▸ Task instructions: Scan the material for the word "Distal" and return every matching line.

▸ Information given:
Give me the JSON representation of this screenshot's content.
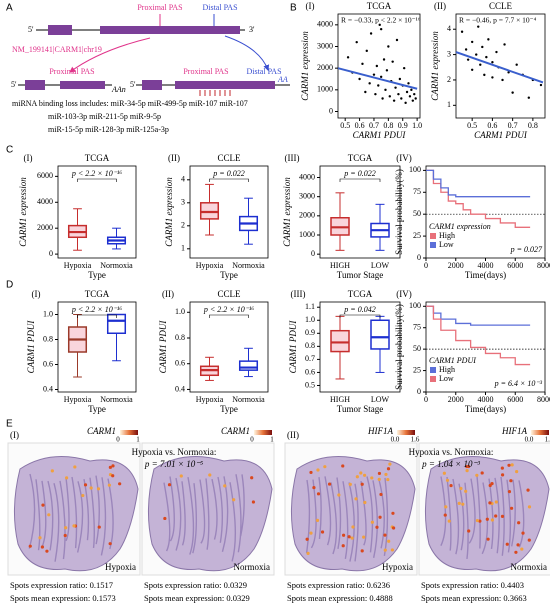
{
  "panel_a": {
    "label": "A",
    "proximal": "Proximal PAS",
    "distal": "Distal PAS",
    "gene": "NM_199141|CARM1|chr19",
    "proximal_left": "Proximal PAS",
    "proximal_right": "Proximal PAS",
    "distal_right": "Distal PAS",
    "five": "5'",
    "three": "3'",
    "polya": "AAn",
    "polya_right": "AA",
    "mirna": [
      "miRNA binding loss includes: miR-34-5p miR-499-5p miR-107 miR-107",
      "miR-103-3p miR-211-5p miR-9-5p",
      "miR-15-5p miR-128-3p miR-125a-3p"
    ]
  },
  "panel_b": {
    "label": "B",
    "charts": [
      {
        "type": "scatter",
        "panel": "(I)",
        "title": "TCGA",
        "stat": "R = −0.33, p < 2.2 × 10⁻¹⁶",
        "xlabel": "CARM1 PDUI",
        "ylabel": "CARM1 expression",
        "xlim": [
          0.45,
          1.02
        ],
        "ylim": [
          -300,
          4500
        ],
        "xticks": [
          0.5,
          0.6,
          0.7,
          0.8,
          0.9,
          {
            "value": 1.0,
            "label": "1.0"
          }
        ],
        "yticks": [
          0,
          1000,
          2000,
          3000,
          4000
        ],
        "color": "#000000",
        "fit_color": "#3a5fcd",
        "x": [
          0.52,
          0.55,
          0.58,
          0.6,
          0.62,
          0.64,
          0.65,
          0.67,
          0.68,
          0.7,
          0.71,
          0.72,
          0.73,
          0.74,
          0.75,
          0.76,
          0.77,
          0.78,
          0.79,
          0.8,
          0.81,
          0.82,
          0.83,
          0.84,
          0.85,
          0.86,
          0.87,
          0.88,
          0.89,
          0.9,
          0.91,
          0.92,
          0.93,
          0.94,
          0.95,
          0.96,
          0.97,
          0.98,
          0.99,
          0.75
        ],
        "y": [
          2500,
          1800,
          3200,
          1500,
          2200,
          900,
          2800,
          1300,
          3600,
          1700,
          800,
          2100,
          1200,
          4000,
          1600,
          600,
          2400,
          1000,
          1900,
          3000,
          700,
          1400,
          2300,
          500,
          1100,
          3300,
          800,
          1500,
          600,
          1200,
          2000,
          400,
          900,
          1300,
          700,
          1000,
          500,
          800,
          600,
          3800
        ],
        "fit": {
          "x": [
            0.45,
            1.0
          ],
          "y": [
            2000,
            1050
          ]
        }
      },
      {
        "type": "scatter",
        "panel": "(II)",
        "title": "CCLE",
        "stat": "R = −0.46, p = 7.7 × 10⁻⁴",
        "xlabel": "CARM1 PDUI",
        "ylabel": "CARM1 expression",
        "xlim": [
          0.42,
          0.86
        ],
        "ylim": [
          0.5,
          4.6
        ],
        "xticks": [
          0.5,
          0.6,
          0.7,
          0.8
        ],
        "yticks": [
          1,
          2,
          3,
          4
        ],
        "color": "#000000",
        "fit_color": "#3a5fcd",
        "x": [
          0.45,
          0.47,
          0.48,
          0.5,
          0.5,
          0.52,
          0.53,
          0.54,
          0.55,
          0.56,
          0.57,
          0.58,
          0.6,
          0.6,
          0.62,
          0.63,
          0.65,
          0.66,
          0.68,
          0.7,
          0.72,
          0.75,
          0.78,
          0.8,
          0.84
        ],
        "y": [
          3.9,
          3.2,
          2.8,
          3.5,
          2.4,
          3.0,
          4.1,
          2.6,
          3.3,
          2.2,
          2.9,
          3.6,
          2.7,
          2.1,
          3.1,
          2.5,
          2.0,
          3.4,
          2.3,
          1.5,
          2.6,
          2.2,
          1.3,
          2.0,
          1.8
        ],
        "fit": {
          "x": [
            0.42,
            0.85
          ],
          "y": [
            3.1,
            1.9
          ]
        }
      }
    ]
  },
  "panel_c": {
    "label": "C",
    "charts": [
      {
        "type": "box",
        "panel": "(I)",
        "title": "TCGA",
        "ylabel": "CARM1 expression",
        "xlabel": "Type",
        "stat": "p < 2.2 × 10⁻¹⁶",
        "ylim": [
          -300,
          6800
        ],
        "yticks": [
          0,
          2000,
          4000,
          6000
        ],
        "categories": [
          "Hypoxia",
          "Normoxia"
        ],
        "colors": [
          "#c62d2d",
          "#1d2fd0"
        ],
        "box_fill": "#f9d5dc",
        "boxes": [
          {
            "low": 300,
            "q1": 1300,
            "median": 1700,
            "q3": 2200,
            "high": 3500
          },
          {
            "low": 400,
            "q1": 800,
            "median": 1050,
            "q3": 1300,
            "high": 2000
          }
        ]
      },
      {
        "type": "box",
        "panel": "(II)",
        "title": "CCLE",
        "ylabel": "CARM1 expression",
        "xlabel": "Type",
        "stat": "p = 0.022",
        "ylim": [
          0.6,
          4.6
        ],
        "yticks": [
          1,
          2,
          3,
          4
        ],
        "categories": [
          "Hypoxia",
          "Normoxia"
        ],
        "colors": [
          "#c62d2d",
          "#1d2fd0"
        ],
        "box_fill": "#f9d5dc",
        "boxes": [
          {
            "low": 1.6,
            "q1": 2.3,
            "median": 2.6,
            "q3": 3.0,
            "high": 3.8
          },
          {
            "low": 1.2,
            "q1": 1.8,
            "median": 2.1,
            "q3": 2.4,
            "high": 3.2
          }
        ]
      },
      {
        "type": "box",
        "panel": "(III)",
        "title": "TCGA",
        "ylabel": "CARM1 expression",
        "xlabel": "Tumor Stage",
        "stat": "p = 0.022",
        "ylim": [
          -200,
          4600
        ],
        "yticks": [
          0,
          1000,
          2000,
          3000,
          4000
        ],
        "categories": [
          "HIGH",
          "LOW"
        ],
        "colors": [
          "#c62d2d",
          "#1d2fd0"
        ],
        "box_fill": "#f9d5dc",
        "boxes": [
          {
            "low": 200,
            "q1": 1000,
            "median": 1400,
            "q3": 1900,
            "high": 3200
          },
          {
            "low": 200,
            "q1": 900,
            "median": 1250,
            "q3": 1600,
            "high": 2600
          }
        ]
      },
      {
        "type": "km",
        "panel": "(IV)",
        "ylabel": "Survival probability(%)",
        "xlabel": "Time(days)",
        "stat": "p = 0.027",
        "legend_title": "CARM1 expression",
        "xlim": [
          0,
          8000
        ],
        "ylim": [
          0,
          105
        ],
        "xticks": [
          0,
          2000,
          4000,
          6000,
          8000
        ],
        "yticks": [
          0,
          25,
          50,
          75,
          100
        ],
        "reference": 50,
        "series": [
          {
            "name": "High",
            "color": "#e8707a",
            "x": [
              0,
              500,
              1000,
              1500,
              2000,
              2500,
              3000,
              4000,
              5000,
              6000,
              7000
            ],
            "y": [
              100,
              85,
              75,
              65,
              62,
              55,
              50,
              45,
              40,
              35,
              35
            ]
          },
          {
            "name": "Low",
            "color": "#5b6fd8",
            "x": [
              0,
              500,
              1000,
              1500,
              2000,
              4000,
              7000
            ],
            "y": [
              100,
              90,
              80,
              72,
              70,
              70,
              70
            ]
          }
        ]
      }
    ]
  },
  "panel_d": {
    "label": "D",
    "charts": [
      {
        "type": "box",
        "panel": "(I)",
        "title": "TCGA",
        "ylabel": "CARM1 PDUI",
        "xlabel": "Type",
        "stat": "p < 2.2 × 10⁻¹⁶",
        "ylim": [
          0.38,
          1.1
        ],
        "yticks": [
          0.4,
          0.6,
          0.8,
          {
            "value": 1.0,
            "label": "1.0"
          }
        ],
        "categories": [
          "Hypoxia",
          "Normoxia"
        ],
        "colors": [
          "#9b3a2a",
          "#1d2fd0"
        ],
        "box_fill": "#f9d5dc",
        "boxes": [
          {
            "low": 0.5,
            "q1": 0.7,
            "median": 0.8,
            "q3": 0.9,
            "high": 1.0
          },
          {
            "low": 0.63,
            "q1": 0.85,
            "median": 0.95,
            "q3": 1.0,
            "high": 1.0
          }
        ]
      },
      {
        "type": "box",
        "panel": "(II)",
        "title": "CCLE",
        "ylabel": "CARM1 PDUI",
        "xlabel": "Type",
        "stat": "p < 2.2 × 10⁻¹⁶",
        "ylim": [
          0.38,
          1.08
        ],
        "yticks": [
          0.4,
          0.6,
          0.8,
          {
            "value": 1.0,
            "label": "1.0"
          }
        ],
        "categories": [
          "Hypoxia",
          "Normoxia"
        ],
        "colors": [
          "#c62d2d",
          "#1d2fd0"
        ],
        "box_fill": "#f9d5dc",
        "boxes": [
          {
            "low": 0.47,
            "q1": 0.51,
            "median": 0.55,
            "q3": 0.58,
            "high": 0.65
          },
          {
            "low": 0.5,
            "q1": 0.55,
            "median": 0.57,
            "q3": 0.62,
            "high": 0.72
          }
        ]
      },
      {
        "type": "box",
        "panel": "(III)",
        "title": "TCGA",
        "ylabel": "CARM1 PDUI",
        "xlabel": "Tumor Stage",
        "stat": "p = 0.042",
        "ylim": [
          0.45,
          1.14
        ],
        "yticks": [
          0.5,
          0.6,
          0.7,
          0.8,
          0.9,
          {
            "value": 1.0,
            "label": "1.0"
          },
          1.1
        ],
        "categories": [
          "HIGH",
          "LOW"
        ],
        "colors": [
          "#c62d2d",
          "#1d2fd0"
        ],
        "box_fill": "#f9d5dc",
        "boxes": [
          {
            "low": 0.55,
            "q1": 0.76,
            "median": 0.83,
            "q3": 0.92,
            "high": 1.03
          },
          {
            "low": 0.6,
            "q1": 0.78,
            "median": 0.87,
            "q3": 1.0,
            "high": 1.03
          }
        ]
      },
      {
        "type": "km",
        "panel": "(IV)",
        "ylabel": "Survival probability(%)",
        "xlabel": "Time(days)",
        "stat": "p = 6.4 × 10⁻³",
        "legend_title": "CARM1 PDUI",
        "xlim": [
          0,
          8000
        ],
        "ylim": [
          0,
          105
        ],
        "xticks": [
          0,
          2000,
          4000,
          6000,
          8000
        ],
        "yticks": [
          0,
          25,
          50,
          75,
          100
        ],
        "reference": 50,
        "series": [
          {
            "name": "High",
            "color": "#5b6fd8",
            "x": [
              0,
              500,
              1000,
              2000,
              3000,
              7000
            ],
            "y": [
              100,
              92,
              85,
              80,
              78,
              78
            ]
          },
          {
            "name": "Low",
            "color": "#e8707a",
            "x": [
              0,
              500,
              1000,
              2000,
              3000,
              4000,
              5000,
              6000,
              7000
            ],
            "y": [
              100,
              85,
              72,
              60,
              52,
              45,
              40,
              32,
              32
            ]
          }
        ]
      }
    ]
  },
  "panel_e": {
    "label": "E",
    "parts": [
      {
        "panel": "(I)",
        "genes": [
          "CARM1",
          "CARM1"
        ],
        "scale": [
          [
            "0",
            "1"
          ],
          [
            "0",
            "1"
          ]
        ],
        "comparison": "Hypoxia vs. Normoxia:",
        "p": "p = 7.01 × 10⁻⁵",
        "conditions": [
          "Hypoxia",
          "Normoxia"
        ],
        "ratio": [
          "Spots expression ratio: 0.1517",
          "Spots expression ratio: 0.0329"
        ],
        "mean": [
          "Spots mean expression: 0.1573",
          "Spots mean expression: 0.0329"
        ]
      },
      {
        "panel": "(II)",
        "genes": [
          "HIF1A",
          "HIF1A"
        ],
        "scale": [
          [
            "0.0",
            "1.6"
          ],
          [
            "0.0",
            "1.6"
          ]
        ],
        "comparison": "Hypoxia vs. Normoxia:",
        "p": "p = 1.04 × 10⁻³",
        "conditions": [
          "Hypoxia",
          "Normoxia"
        ],
        "ratio": [
          "Spots expression ratio: 0.6236",
          "Spots expression ratio: 0.4403"
        ],
        "mean": [
          "Spots mean expression: 0.4888",
          "Spots mean expression: 0.3663"
        ]
      }
    ]
  }
}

▸ Final answer:
    "distal": "Distal PAS",
    "distal_right": "Distal PAS",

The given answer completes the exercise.